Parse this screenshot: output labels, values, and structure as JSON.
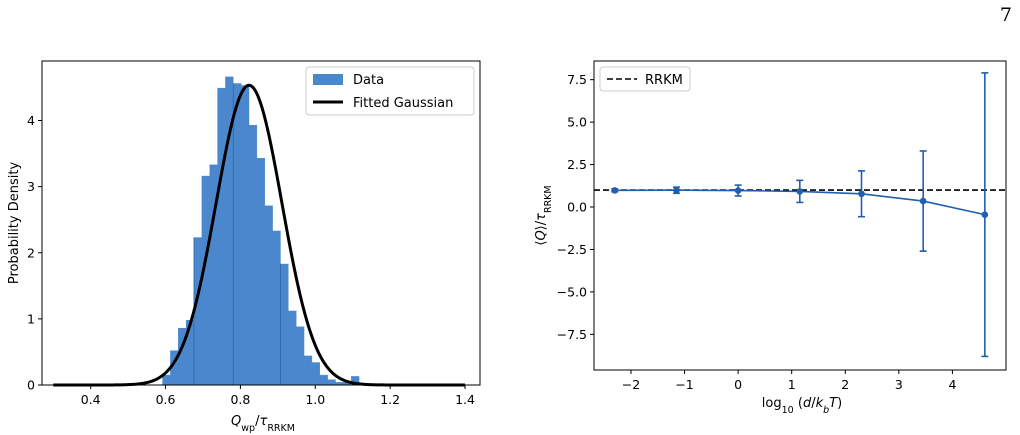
{
  "page": {
    "page_number": "7"
  },
  "chart_data": [
    {
      "type": "bar",
      "subtype": "histogram",
      "xlabel": "Q_wp/τ_RRKM",
      "ylabel": "Probability Density",
      "xlim": [
        0.27,
        1.44
      ],
      "ylim": [
        0,
        4.9
      ],
      "xticks": [
        0.4,
        0.6,
        0.8,
        1.0,
        1.2,
        1.4
      ],
      "xtick_labels": [
        "0.4",
        "0.6",
        "0.8",
        "1.0",
        "1.2",
        "1.4"
      ],
      "yticks": [
        0,
        1,
        2,
        3,
        4
      ],
      "ytick_labels": [
        "0",
        "1",
        "2",
        "3",
        "4"
      ],
      "bin_width": 0.021,
      "bins": [
        {
          "left": 0.592,
          "value": 0.15
        },
        {
          "left": 0.613,
          "value": 0.52
        },
        {
          "left": 0.634,
          "value": 0.86
        },
        {
          "left": 0.655,
          "value": 0.98
        },
        {
          "left": 0.676,
          "value": 2.23
        },
        {
          "left": 0.697,
          "value": 3.16
        },
        {
          "left": 0.718,
          "value": 3.33
        },
        {
          "left": 0.739,
          "value": 4.49
        },
        {
          "left": 0.76,
          "value": 4.66
        },
        {
          "left": 0.781,
          "value": 4.56
        },
        {
          "left": 0.802,
          "value": 4.53
        },
        {
          "left": 0.823,
          "value": 3.93
        },
        {
          "left": 0.844,
          "value": 3.43
        },
        {
          "left": 0.865,
          "value": 2.71
        },
        {
          "left": 0.886,
          "value": 2.33
        },
        {
          "left": 0.907,
          "value": 1.83
        },
        {
          "left": 0.928,
          "value": 1.12
        },
        {
          "left": 0.949,
          "value": 0.88
        },
        {
          "left": 0.97,
          "value": 0.44
        },
        {
          "left": 0.991,
          "value": 0.34
        },
        {
          "left": 1.012,
          "value": 0.15
        },
        {
          "left": 1.033,
          "value": 0.08
        },
        {
          "left": 1.054,
          "value": 0.04
        },
        {
          "left": 1.075,
          "value": 0.04
        },
        {
          "left": 1.096,
          "value": 0.13
        }
      ],
      "fit": {
        "type": "gaussian",
        "mean": 0.823,
        "std": 0.088,
        "x_range": [
          0.3,
          1.4
        ]
      },
      "series": [
        {
          "name": "Data",
          "color": "#4a87cd",
          "kind": "histogram"
        },
        {
          "name": "Fitted Gaussian",
          "color": "#000000",
          "kind": "line"
        }
      ],
      "legend": "top-right",
      "grid": false
    },
    {
      "type": "line",
      "subtype": "errorbar",
      "xlabel": "log_10(d/k_bT)",
      "ylabel": "⟨Q⟩/τ_RRKM",
      "xlim": [
        -2.69,
        5.0
      ],
      "ylim": [
        -9.6,
        8.6
      ],
      "xticks": [
        -2,
        -1,
        0,
        1,
        2,
        3,
        4
      ],
      "xtick_labels": [
        "−2",
        "−1",
        "0",
        "1",
        "2",
        "3",
        "4"
      ],
      "yticks": [
        -7.5,
        -5.0,
        -2.5,
        0.0,
        2.5,
        5.0,
        7.5
      ],
      "ytick_labels": [
        "−7.5",
        "−5.0",
        "−2.5",
        "0.0",
        "2.5",
        "5.0",
        "7.5"
      ],
      "series": [
        {
          "name": "",
          "color": "#1f5fae",
          "x": [
            -2.303,
            -1.151,
            0.0,
            1.151,
            2.303,
            3.454,
            4.605
          ],
          "y": [
            0.98,
            0.99,
            0.97,
            0.92,
            0.78,
            0.35,
            -0.45
          ],
          "yerr": [
            0.08,
            0.18,
            0.32,
            0.65,
            1.35,
            2.95,
            8.35
          ]
        },
        {
          "name": "RRKM",
          "color": "#000000",
          "style": "dashed",
          "y_constant": 1.0
        }
      ],
      "legend": "top-left",
      "grid": false
    }
  ]
}
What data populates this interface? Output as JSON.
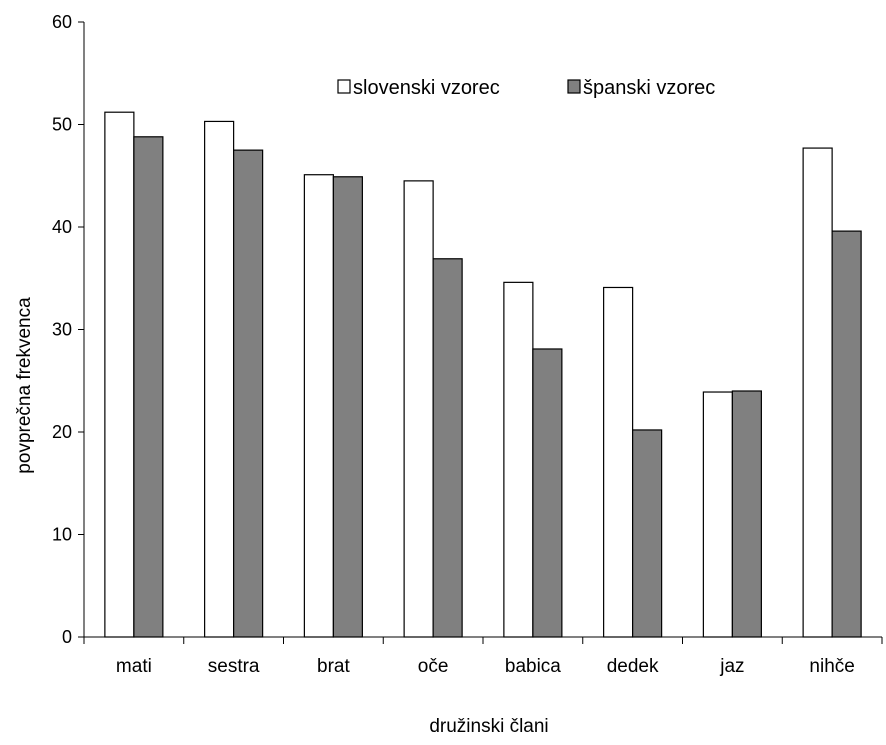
{
  "chart_data": {
    "type": "bar",
    "title": "",
    "xlabel": "družinski člani",
    "ylabel": "povprečna frekvenca",
    "ylim": [
      0,
      60
    ],
    "yticks": [
      0,
      10,
      20,
      30,
      40,
      50,
      60
    ],
    "grid": false,
    "legend_position": "top-right",
    "categories": [
      "mati",
      "sestra",
      "brat",
      "oče",
      "babica",
      "dedek",
      "jaz",
      "nihče"
    ],
    "series": [
      {
        "name": "slovenski vzorec",
        "color": "#ffffff",
        "values": [
          51.2,
          50.3,
          45.1,
          44.5,
          34.6,
          34.1,
          23.9,
          47.7
        ]
      },
      {
        "name": "španski vzorec",
        "color": "#808080",
        "values": [
          48.8,
          47.5,
          44.9,
          36.9,
          28.1,
          20.2,
          24.0,
          39.6
        ]
      }
    ]
  }
}
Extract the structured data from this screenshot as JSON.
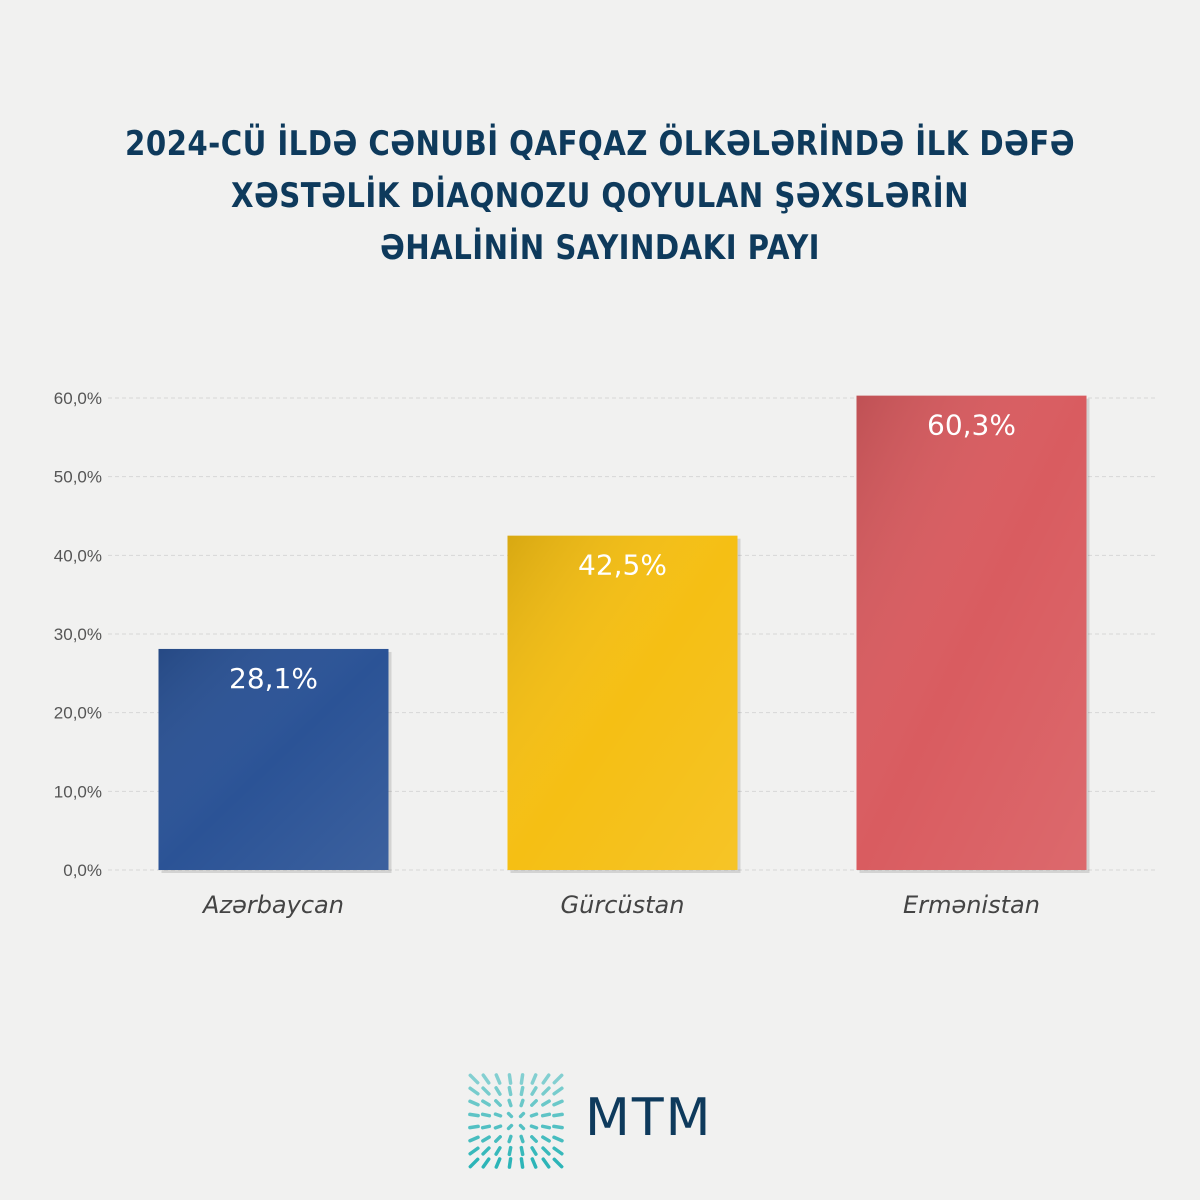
{
  "title_lines": [
    "2024-CÜ İLDƏ CƏNUBİ QAFQAZ ÖLKƏLƏRİNDƏ İLK DƏFƏ",
    "XƏSTƏLİK DİAQNOZU QOYULAN ŞƏXSLƏRİN",
    "ƏHALİNİN SAYINDAKI PAYI"
  ],
  "chart_data": {
    "type": "bar",
    "title": "2024-CÜ İLDƏ CƏNUBİ QAFQAZ ÖLKƏLƏRİNDƏ İLK DƏFƏ XƏSTƏLİK DİAQNOZU QOYULAN ŞƏXSLƏRİN ƏHALİNİN SAYINDAKI PAYI",
    "categories": [
      "Azərbaycan",
      "Gürcüstan",
      "Ermənistan"
    ],
    "values": [
      28.1,
      42.5,
      60.3
    ],
    "data_labels": [
      "28,1%",
      "42,5%",
      "60,3%"
    ],
    "colors": [
      "#2b5396",
      "#f5bf14",
      "#d95c60"
    ],
    "ylim": [
      0,
      60
    ],
    "yticks": [
      0,
      10,
      20,
      30,
      40,
      50,
      60
    ],
    "ytick_labels": [
      "0,0%",
      "10,0%",
      "20,0%",
      "30,0%",
      "40,0%",
      "50,0%",
      "60,0%"
    ],
    "grid": true,
    "xlabel": "",
    "ylabel": ""
  },
  "logo": {
    "text": "MTM",
    "color": "#2bb5b8"
  }
}
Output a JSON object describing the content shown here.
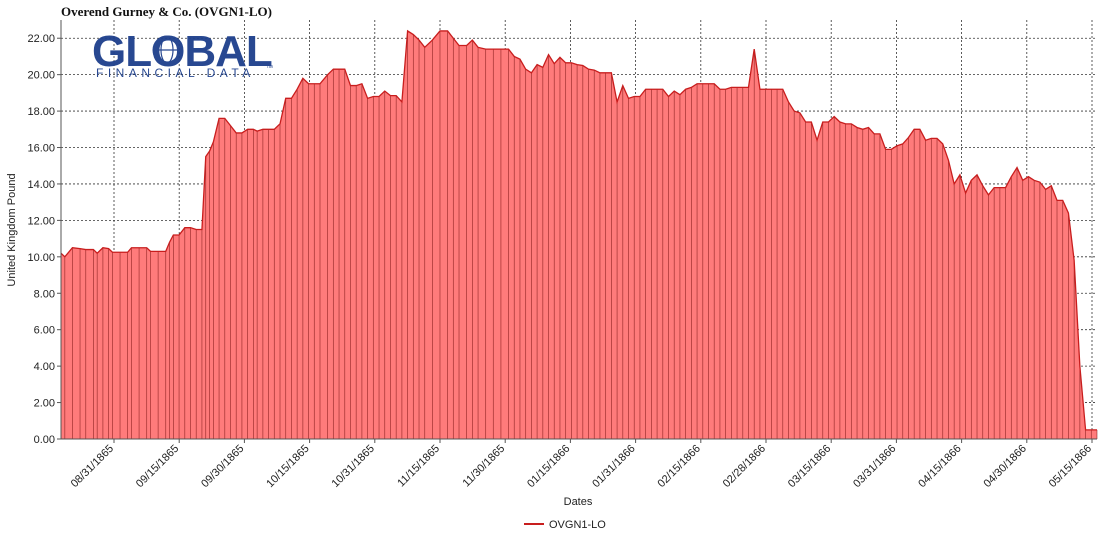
{
  "chart_data": {
    "type": "area",
    "title": "Overend Gurney & Co. (OVGN1-LO)",
    "xlabel": "Dates",
    "ylabel": "United Kingdom Pound",
    "ylim": [
      0,
      23
    ],
    "y_ticks": [
      "0.00",
      "2.00",
      "4.00",
      "6.00",
      "8.00",
      "10.00",
      "12.00",
      "14.00",
      "16.00",
      "18.00",
      "20.00",
      "22.00"
    ],
    "x_ticks": [
      "08/31/1865",
      "09/15/1865",
      "09/30/1865",
      "10/15/1865",
      "10/31/1865",
      "11/15/1865",
      "11/30/1865",
      "01/15/1866",
      "01/31/1866",
      "02/15/1866",
      "02/28/1866",
      "03/15/1866",
      "03/31/1866",
      "04/15/1866",
      "04/30/1866",
      "05/15/1866"
    ],
    "grid": true,
    "legend_position": "bottom-center",
    "colors": {
      "fill": "#ff7b7b",
      "line": "#c81e1e",
      "bar_line": "#8a1e1e",
      "grid": "#333333"
    },
    "logo": {
      "text_main": "GLOBAL",
      "text_sub": "FINANCIAL DATA",
      "trademark": "™"
    },
    "series": [
      {
        "name": "OVGN1-LO",
        "points": [
          [
            0.0,
            10.2
          ],
          [
            0.004,
            10.0
          ],
          [
            0.012,
            10.5
          ],
          [
            0.02,
            10.45
          ],
          [
            0.026,
            10.4
          ],
          [
            0.034,
            10.4
          ],
          [
            0.038,
            10.2
          ],
          [
            0.044,
            10.5
          ],
          [
            0.05,
            10.45
          ],
          [
            0.054,
            10.25
          ],
          [
            0.062,
            10.25
          ],
          [
            0.07,
            10.25
          ],
          [
            0.074,
            10.5
          ],
          [
            0.082,
            10.5
          ],
          [
            0.09,
            10.5
          ],
          [
            0.094,
            10.3
          ],
          [
            0.102,
            10.3
          ],
          [
            0.11,
            10.3
          ],
          [
            0.114,
            10.8
          ],
          [
            0.118,
            11.2
          ],
          [
            0.124,
            11.2
          ],
          [
            0.13,
            11.6
          ],
          [
            0.136,
            11.6
          ],
          [
            0.142,
            11.5
          ],
          [
            0.148,
            11.5
          ],
          [
            0.152,
            15.5
          ],
          [
            0.156,
            15.8
          ],
          [
            0.16,
            16.3
          ],
          [
            0.166,
            17.6
          ],
          [
            0.172,
            17.6
          ],
          [
            0.178,
            17.2
          ],
          [
            0.184,
            16.8
          ],
          [
            0.19,
            16.8
          ],
          [
            0.196,
            17.0
          ],
          [
            0.202,
            17.0
          ],
          [
            0.206,
            16.9
          ],
          [
            0.212,
            17.0
          ],
          [
            0.218,
            17.0
          ],
          [
            0.224,
            17.0
          ],
          [
            0.23,
            17.3
          ],
          [
            0.236,
            18.7
          ],
          [
            0.242,
            18.7
          ],
          [
            0.248,
            19.2
          ],
          [
            0.254,
            19.8
          ],
          [
            0.26,
            19.5
          ],
          [
            0.266,
            19.5
          ],
          [
            0.272,
            19.5
          ],
          [
            0.28,
            20.0
          ],
          [
            0.286,
            20.3
          ],
          [
            0.292,
            20.3
          ],
          [
            0.298,
            20.3
          ],
          [
            0.304,
            19.4
          ],
          [
            0.31,
            19.4
          ],
          [
            0.316,
            19.5
          ],
          [
            0.322,
            18.7
          ],
          [
            0.328,
            18.8
          ],
          [
            0.334,
            18.8
          ],
          [
            0.34,
            19.1
          ],
          [
            0.346,
            18.85
          ],
          [
            0.352,
            18.85
          ],
          [
            0.358,
            18.5
          ],
          [
            0.364,
            22.4
          ],
          [
            0.37,
            22.2
          ],
          [
            0.376,
            21.9
          ],
          [
            0.382,
            21.5
          ],
          [
            0.39,
            21.9
          ],
          [
            0.398,
            22.4
          ],
          [
            0.406,
            22.4
          ],
          [
            0.412,
            22.0
          ],
          [
            0.418,
            21.6
          ],
          [
            0.426,
            21.6
          ],
          [
            0.432,
            21.9
          ],
          [
            0.438,
            21.5
          ],
          [
            0.446,
            21.4
          ],
          [
            0.454,
            21.4
          ],
          [
            0.462,
            21.4
          ],
          [
            0.47,
            21.4
          ],
          [
            0.476,
            21.0
          ],
          [
            0.482,
            20.85
          ],
          [
            0.488,
            20.3
          ],
          [
            0.494,
            20.1
          ],
          [
            0.5,
            20.55
          ],
          [
            0.506,
            20.4
          ],
          [
            0.512,
            21.1
          ],
          [
            0.518,
            20.6
          ],
          [
            0.524,
            20.95
          ],
          [
            0.53,
            20.65
          ],
          [
            0.536,
            20.65
          ],
          [
            0.542,
            20.55
          ],
          [
            0.548,
            20.5
          ],
          [
            0.554,
            20.3
          ],
          [
            0.56,
            20.25
          ],
          [
            0.566,
            20.1
          ],
          [
            0.572,
            20.1
          ],
          [
            0.578,
            20.1
          ],
          [
            0.584,
            18.5
          ],
          [
            0.59,
            19.4
          ],
          [
            0.596,
            18.7
          ],
          [
            0.602,
            18.8
          ],
          [
            0.608,
            18.8
          ],
          [
            0.614,
            19.2
          ],
          [
            0.62,
            19.2
          ],
          [
            0.626,
            19.2
          ],
          [
            0.632,
            19.2
          ],
          [
            0.638,
            18.8
          ],
          [
            0.644,
            19.1
          ],
          [
            0.65,
            18.9
          ],
          [
            0.656,
            19.2
          ],
          [
            0.662,
            19.3
          ],
          [
            0.668,
            19.5
          ],
          [
            0.674,
            19.5
          ],
          [
            0.68,
            19.5
          ],
          [
            0.686,
            19.5
          ],
          [
            0.692,
            19.2
          ],
          [
            0.698,
            19.2
          ],
          [
            0.704,
            19.3
          ],
          [
            0.71,
            19.3
          ],
          [
            0.716,
            19.3
          ],
          [
            0.722,
            19.3
          ],
          [
            0.728,
            21.4
          ],
          [
            0.734,
            19.2
          ],
          [
            0.74,
            19.2
          ],
          [
            0.746,
            19.2
          ],
          [
            0.752,
            19.2
          ],
          [
            0.758,
            19.2
          ],
          [
            0.764,
            18.5
          ],
          [
            0.77,
            18.0
          ],
          [
            0.776,
            17.9
          ],
          [
            0.782,
            17.4
          ],
          [
            0.788,
            17.4
          ],
          [
            0.794,
            16.4
          ],
          [
            0.8,
            17.4
          ],
          [
            0.806,
            17.4
          ],
          [
            0.812,
            17.7
          ],
          [
            0.818,
            17.4
          ],
          [
            0.824,
            17.3
          ],
          [
            0.83,
            17.3
          ],
          [
            0.836,
            17.1
          ],
          [
            0.842,
            17.0
          ],
          [
            0.848,
            17.1
          ],
          [
            0.854,
            16.75
          ],
          [
            0.86,
            16.75
          ],
          [
            0.866,
            15.9
          ],
          [
            0.872,
            15.9
          ],
          [
            0.878,
            16.1
          ],
          [
            0.884,
            16.2
          ],
          [
            0.89,
            16.55
          ],
          [
            0.896,
            17.0
          ],
          [
            0.902,
            17.0
          ],
          [
            0.908,
            16.4
          ],
          [
            0.914,
            16.5
          ],
          [
            0.92,
            16.5
          ],
          [
            0.926,
            16.2
          ],
          [
            0.932,
            15.3
          ],
          [
            0.938,
            14.0
          ],
          [
            0.944,
            14.5
          ],
          [
            0.95,
            13.5
          ],
          [
            0.956,
            14.2
          ],
          [
            0.962,
            14.5
          ],
          [
            0.968,
            13.9
          ],
          [
            0.974,
            13.4
          ],
          [
            0.98,
            13.8
          ],
          [
            0.986,
            13.8
          ],
          [
            0.992,
            13.8
          ],
          [
            0.998,
            14.4
          ],
          [
            1.004,
            14.9
          ],
          [
            1.01,
            14.2
          ],
          [
            1.016,
            14.4
          ],
          [
            1.022,
            14.2
          ],
          [
            1.028,
            14.1
          ],
          [
            1.034,
            13.7
          ],
          [
            1.04,
            13.9
          ],
          [
            1.046,
            13.1
          ],
          [
            1.052,
            13.1
          ],
          [
            1.058,
            12.4
          ],
          [
            1.064,
            9.8
          ],
          [
            1.07,
            4.0
          ],
          [
            1.076,
            0.5
          ],
          [
            1.082,
            0.5
          ],
          [
            1.088,
            0.5
          ]
        ]
      }
    ]
  }
}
-.-.-
• _Exercise description_:
Across the entries, how many lines contain "ƏHALİNİN"? Reply with the number only.

• _Result for this task_:
2